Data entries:

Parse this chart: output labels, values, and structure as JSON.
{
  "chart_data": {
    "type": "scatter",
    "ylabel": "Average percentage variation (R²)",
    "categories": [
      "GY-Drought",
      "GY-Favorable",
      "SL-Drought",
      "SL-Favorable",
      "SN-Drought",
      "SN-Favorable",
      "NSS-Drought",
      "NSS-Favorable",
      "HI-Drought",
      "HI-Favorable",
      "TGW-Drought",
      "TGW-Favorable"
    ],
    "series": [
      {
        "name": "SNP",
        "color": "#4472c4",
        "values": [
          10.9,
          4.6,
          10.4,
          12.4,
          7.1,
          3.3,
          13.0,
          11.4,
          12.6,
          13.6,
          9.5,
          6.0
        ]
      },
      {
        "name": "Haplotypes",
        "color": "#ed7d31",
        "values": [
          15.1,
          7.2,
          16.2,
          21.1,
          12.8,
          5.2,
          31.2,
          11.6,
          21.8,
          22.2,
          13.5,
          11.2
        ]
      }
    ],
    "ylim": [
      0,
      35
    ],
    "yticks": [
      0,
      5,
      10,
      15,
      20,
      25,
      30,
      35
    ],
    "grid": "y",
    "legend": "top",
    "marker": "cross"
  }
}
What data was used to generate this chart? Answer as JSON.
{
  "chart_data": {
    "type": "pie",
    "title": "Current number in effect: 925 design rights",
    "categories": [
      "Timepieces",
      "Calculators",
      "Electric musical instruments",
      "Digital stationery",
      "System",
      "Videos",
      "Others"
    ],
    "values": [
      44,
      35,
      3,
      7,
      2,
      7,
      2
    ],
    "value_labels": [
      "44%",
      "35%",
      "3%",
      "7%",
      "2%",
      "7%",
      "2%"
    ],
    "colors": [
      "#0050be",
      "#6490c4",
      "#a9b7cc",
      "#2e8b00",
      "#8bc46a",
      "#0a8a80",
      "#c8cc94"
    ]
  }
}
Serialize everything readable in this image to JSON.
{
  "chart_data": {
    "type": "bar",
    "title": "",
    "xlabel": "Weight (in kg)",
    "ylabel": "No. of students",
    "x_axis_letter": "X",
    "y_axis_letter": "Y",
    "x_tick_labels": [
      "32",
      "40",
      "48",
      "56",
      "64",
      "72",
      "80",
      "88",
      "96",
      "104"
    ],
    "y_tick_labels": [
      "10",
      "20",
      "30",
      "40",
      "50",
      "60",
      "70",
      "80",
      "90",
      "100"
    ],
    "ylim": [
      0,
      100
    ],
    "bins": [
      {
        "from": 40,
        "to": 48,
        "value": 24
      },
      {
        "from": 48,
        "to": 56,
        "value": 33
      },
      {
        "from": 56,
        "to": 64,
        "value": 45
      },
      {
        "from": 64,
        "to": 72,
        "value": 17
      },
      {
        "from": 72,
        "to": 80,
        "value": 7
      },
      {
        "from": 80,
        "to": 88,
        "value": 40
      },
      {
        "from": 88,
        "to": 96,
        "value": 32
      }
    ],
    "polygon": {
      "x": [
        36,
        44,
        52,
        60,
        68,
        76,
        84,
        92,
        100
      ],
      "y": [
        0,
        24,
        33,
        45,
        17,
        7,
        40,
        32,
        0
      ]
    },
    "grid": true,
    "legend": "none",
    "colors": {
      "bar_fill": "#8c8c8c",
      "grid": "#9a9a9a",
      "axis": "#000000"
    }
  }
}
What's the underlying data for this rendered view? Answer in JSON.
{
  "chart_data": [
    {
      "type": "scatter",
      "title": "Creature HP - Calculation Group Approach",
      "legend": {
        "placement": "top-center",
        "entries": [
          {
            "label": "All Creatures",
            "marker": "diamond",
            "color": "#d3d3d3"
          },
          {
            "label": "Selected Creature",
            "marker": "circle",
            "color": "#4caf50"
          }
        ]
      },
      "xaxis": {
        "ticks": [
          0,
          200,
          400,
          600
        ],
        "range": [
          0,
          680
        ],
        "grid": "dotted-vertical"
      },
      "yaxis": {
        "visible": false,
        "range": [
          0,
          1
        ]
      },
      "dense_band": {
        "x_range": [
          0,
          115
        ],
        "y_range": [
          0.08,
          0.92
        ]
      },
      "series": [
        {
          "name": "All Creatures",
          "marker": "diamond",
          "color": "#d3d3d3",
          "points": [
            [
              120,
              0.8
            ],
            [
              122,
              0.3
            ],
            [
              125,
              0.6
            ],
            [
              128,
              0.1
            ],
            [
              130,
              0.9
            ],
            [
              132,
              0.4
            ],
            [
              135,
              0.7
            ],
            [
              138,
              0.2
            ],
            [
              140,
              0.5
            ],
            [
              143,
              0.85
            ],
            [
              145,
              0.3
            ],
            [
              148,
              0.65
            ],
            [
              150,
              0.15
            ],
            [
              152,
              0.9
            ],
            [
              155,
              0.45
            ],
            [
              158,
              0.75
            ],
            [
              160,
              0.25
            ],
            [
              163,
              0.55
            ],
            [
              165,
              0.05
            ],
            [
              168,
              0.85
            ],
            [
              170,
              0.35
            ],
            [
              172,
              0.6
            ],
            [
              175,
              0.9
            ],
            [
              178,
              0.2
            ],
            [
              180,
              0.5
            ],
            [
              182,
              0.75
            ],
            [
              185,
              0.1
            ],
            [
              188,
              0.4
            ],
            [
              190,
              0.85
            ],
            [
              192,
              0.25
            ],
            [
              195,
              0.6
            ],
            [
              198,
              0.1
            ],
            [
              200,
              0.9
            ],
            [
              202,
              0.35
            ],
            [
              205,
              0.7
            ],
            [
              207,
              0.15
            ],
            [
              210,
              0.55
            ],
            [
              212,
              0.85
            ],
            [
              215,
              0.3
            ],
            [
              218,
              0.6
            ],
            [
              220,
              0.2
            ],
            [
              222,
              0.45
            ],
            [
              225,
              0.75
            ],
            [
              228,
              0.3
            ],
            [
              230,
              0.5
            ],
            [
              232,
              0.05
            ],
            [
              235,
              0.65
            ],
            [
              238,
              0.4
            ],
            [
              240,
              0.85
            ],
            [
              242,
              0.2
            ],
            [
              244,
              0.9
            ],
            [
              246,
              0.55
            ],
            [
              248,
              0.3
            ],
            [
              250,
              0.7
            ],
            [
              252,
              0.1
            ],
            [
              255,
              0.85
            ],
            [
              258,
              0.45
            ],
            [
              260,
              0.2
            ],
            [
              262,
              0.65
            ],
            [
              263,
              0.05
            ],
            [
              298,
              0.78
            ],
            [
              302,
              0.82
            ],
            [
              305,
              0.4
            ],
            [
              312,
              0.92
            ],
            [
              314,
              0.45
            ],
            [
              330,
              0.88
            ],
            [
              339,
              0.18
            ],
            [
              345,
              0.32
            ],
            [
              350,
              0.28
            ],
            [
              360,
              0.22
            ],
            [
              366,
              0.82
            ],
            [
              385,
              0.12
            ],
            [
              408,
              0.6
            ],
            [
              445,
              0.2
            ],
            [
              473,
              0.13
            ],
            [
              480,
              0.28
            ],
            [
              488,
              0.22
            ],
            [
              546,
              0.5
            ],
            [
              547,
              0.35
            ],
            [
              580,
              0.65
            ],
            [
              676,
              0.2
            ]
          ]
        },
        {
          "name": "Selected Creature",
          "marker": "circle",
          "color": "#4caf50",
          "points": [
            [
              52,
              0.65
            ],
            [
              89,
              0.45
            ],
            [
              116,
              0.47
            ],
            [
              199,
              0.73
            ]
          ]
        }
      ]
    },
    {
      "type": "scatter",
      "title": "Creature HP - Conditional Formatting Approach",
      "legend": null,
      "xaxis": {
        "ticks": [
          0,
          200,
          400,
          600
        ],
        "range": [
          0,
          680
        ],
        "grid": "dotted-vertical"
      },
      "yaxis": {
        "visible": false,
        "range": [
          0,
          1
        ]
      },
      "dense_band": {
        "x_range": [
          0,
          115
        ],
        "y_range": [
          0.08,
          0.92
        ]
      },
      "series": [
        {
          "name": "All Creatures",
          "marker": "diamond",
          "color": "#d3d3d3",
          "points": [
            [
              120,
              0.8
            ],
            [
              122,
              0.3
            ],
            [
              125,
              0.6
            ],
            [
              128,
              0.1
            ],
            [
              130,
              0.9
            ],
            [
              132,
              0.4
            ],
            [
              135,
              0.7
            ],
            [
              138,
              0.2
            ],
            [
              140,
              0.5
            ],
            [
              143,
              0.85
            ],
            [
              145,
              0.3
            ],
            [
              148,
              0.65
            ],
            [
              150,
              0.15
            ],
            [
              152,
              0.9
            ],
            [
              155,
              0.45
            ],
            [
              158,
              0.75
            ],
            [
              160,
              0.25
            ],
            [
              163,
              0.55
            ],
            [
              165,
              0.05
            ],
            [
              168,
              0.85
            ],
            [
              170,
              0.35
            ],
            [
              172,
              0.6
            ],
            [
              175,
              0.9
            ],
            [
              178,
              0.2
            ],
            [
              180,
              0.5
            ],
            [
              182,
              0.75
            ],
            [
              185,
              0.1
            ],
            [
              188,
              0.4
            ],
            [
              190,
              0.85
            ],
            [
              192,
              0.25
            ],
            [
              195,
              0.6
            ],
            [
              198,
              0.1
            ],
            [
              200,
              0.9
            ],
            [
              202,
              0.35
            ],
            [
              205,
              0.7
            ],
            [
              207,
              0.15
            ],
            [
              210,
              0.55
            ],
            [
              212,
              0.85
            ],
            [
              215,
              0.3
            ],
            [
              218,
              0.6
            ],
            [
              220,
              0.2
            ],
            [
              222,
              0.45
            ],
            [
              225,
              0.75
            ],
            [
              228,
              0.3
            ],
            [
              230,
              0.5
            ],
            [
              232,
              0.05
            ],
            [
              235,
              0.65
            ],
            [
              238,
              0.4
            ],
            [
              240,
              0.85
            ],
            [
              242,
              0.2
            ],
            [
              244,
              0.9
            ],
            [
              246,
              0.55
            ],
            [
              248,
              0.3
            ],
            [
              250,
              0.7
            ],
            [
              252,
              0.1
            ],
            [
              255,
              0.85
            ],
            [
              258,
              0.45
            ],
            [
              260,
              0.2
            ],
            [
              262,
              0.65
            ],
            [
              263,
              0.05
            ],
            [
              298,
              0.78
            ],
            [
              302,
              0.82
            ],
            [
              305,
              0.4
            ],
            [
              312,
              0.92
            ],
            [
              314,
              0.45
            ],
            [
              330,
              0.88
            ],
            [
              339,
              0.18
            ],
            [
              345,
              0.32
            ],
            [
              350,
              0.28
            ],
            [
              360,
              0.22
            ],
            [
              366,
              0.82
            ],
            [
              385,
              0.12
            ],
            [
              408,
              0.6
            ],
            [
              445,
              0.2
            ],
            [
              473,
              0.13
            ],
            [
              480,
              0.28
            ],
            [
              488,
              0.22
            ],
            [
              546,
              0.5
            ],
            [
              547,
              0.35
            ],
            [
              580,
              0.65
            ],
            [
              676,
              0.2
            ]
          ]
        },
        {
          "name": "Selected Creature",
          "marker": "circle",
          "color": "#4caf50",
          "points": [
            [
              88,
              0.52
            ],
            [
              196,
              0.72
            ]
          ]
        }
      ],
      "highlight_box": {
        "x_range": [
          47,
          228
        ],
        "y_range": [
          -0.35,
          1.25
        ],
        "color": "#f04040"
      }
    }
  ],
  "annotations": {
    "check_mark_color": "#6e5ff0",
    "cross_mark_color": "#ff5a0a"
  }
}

* WRITTEN TASK *
Return all lines containing "title".

* COMPLETE OUTPUT *
    "title": "Current number in effect: 925 design rights",
    "title": "",
      "title": "Creature HP - Calculation Group Approach",
      "title": "Creature HP - Conditional Formatting Approach",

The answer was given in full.